[Dataset rows]
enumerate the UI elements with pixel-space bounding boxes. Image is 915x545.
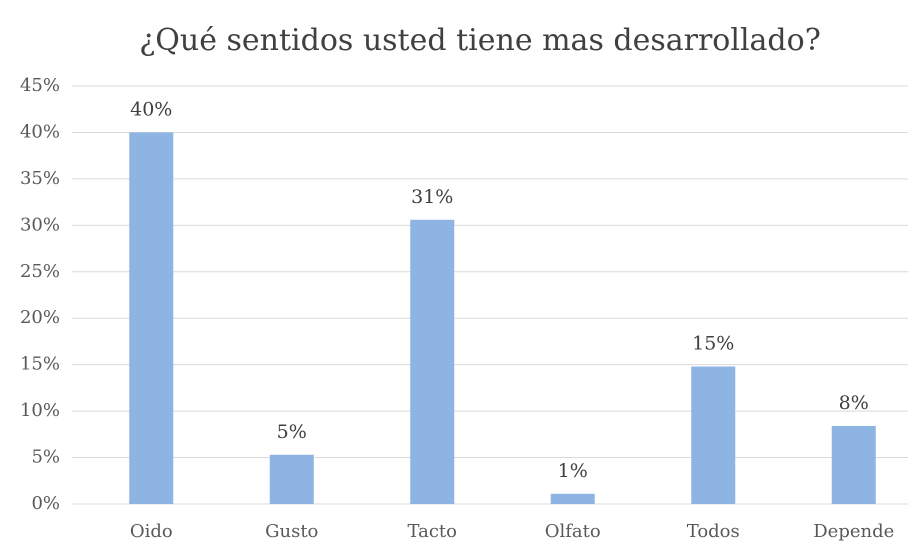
data-label: 5% bbox=[277, 421, 307, 443]
data-label: 8% bbox=[839, 392, 869, 414]
bar bbox=[691, 366, 736, 504]
y-tick-label: 20% bbox=[20, 307, 60, 328]
bar bbox=[129, 132, 174, 504]
x-tick-label: Todos bbox=[687, 521, 740, 542]
chart-title: ¿Qué sentidos usted tiene mas desarrolla… bbox=[139, 23, 821, 58]
x-tick-label: Tacto bbox=[408, 521, 458, 542]
y-tick-label: 45% bbox=[20, 75, 60, 96]
y-tick-label: 40% bbox=[20, 121, 60, 142]
y-tick-label: 35% bbox=[20, 168, 60, 189]
x-tick-label: Olfato bbox=[545, 521, 601, 542]
y-tick-label: 10% bbox=[20, 400, 60, 421]
y-tick-label: 15% bbox=[20, 354, 60, 375]
x-tick-label: Oido bbox=[130, 521, 173, 542]
x-tick-label: Gusto bbox=[265, 521, 318, 542]
bar bbox=[831, 425, 876, 504]
data-label: 15% bbox=[692, 333, 734, 355]
y-tick-label: 30% bbox=[20, 214, 60, 235]
data-label: 40% bbox=[130, 98, 172, 120]
data-label: 1% bbox=[558, 460, 588, 482]
bar bbox=[269, 454, 314, 504]
x-tick-label: Depende bbox=[813, 521, 894, 542]
y-tick-label: 25% bbox=[20, 261, 60, 282]
bar bbox=[550, 493, 595, 504]
bar bbox=[410, 219, 455, 504]
y-tick-label: 0% bbox=[31, 493, 60, 514]
data-label: 31% bbox=[411, 186, 453, 208]
y-tick-label: 5% bbox=[31, 447, 60, 468]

## SET TASK
Return every line of the listing above exactly as it appears, in the same order, but leave out the picture.

## PROBLEM SOLUTION
enumerate the UI elements with pixel-space bounding boxes. Image is 915x545.
data-label: 5% bbox=[277, 421, 307, 443]
data-label: 8% bbox=[839, 392, 869, 414]
bar bbox=[691, 366, 736, 504]
y-tick-label: 20% bbox=[20, 307, 60, 328]
bar bbox=[129, 132, 174, 504]
x-tick-label: Todos bbox=[687, 521, 740, 542]
chart-title: ¿Qué sentidos usted tiene mas desarrolla… bbox=[139, 23, 821, 58]
x-tick-label: Tacto bbox=[408, 521, 458, 542]
y-tick-label: 45% bbox=[20, 75, 60, 96]
y-tick-label: 40% bbox=[20, 121, 60, 142]
y-tick-label: 35% bbox=[20, 168, 60, 189]
x-tick-label: Olfato bbox=[545, 521, 601, 542]
y-tick-label: 10% bbox=[20, 400, 60, 421]
y-tick-label: 15% bbox=[20, 354, 60, 375]
x-tick-label: Oido bbox=[130, 521, 173, 542]
x-tick-label: Gusto bbox=[265, 521, 318, 542]
bar bbox=[831, 425, 876, 504]
data-label: 15% bbox=[692, 333, 734, 355]
y-tick-label: 30% bbox=[20, 214, 60, 235]
data-label: 40% bbox=[130, 98, 172, 120]
data-label: 1% bbox=[558, 460, 588, 482]
bar bbox=[269, 454, 314, 504]
x-tick-label: Depende bbox=[813, 521, 894, 542]
y-tick-label: 25% bbox=[20, 261, 60, 282]
bar bbox=[550, 493, 595, 504]
bar bbox=[410, 219, 455, 504]
y-tick-label: 0% bbox=[31, 493, 60, 514]
data-label: 31% bbox=[411, 186, 453, 208]
y-tick-label: 5% bbox=[31, 447, 60, 468]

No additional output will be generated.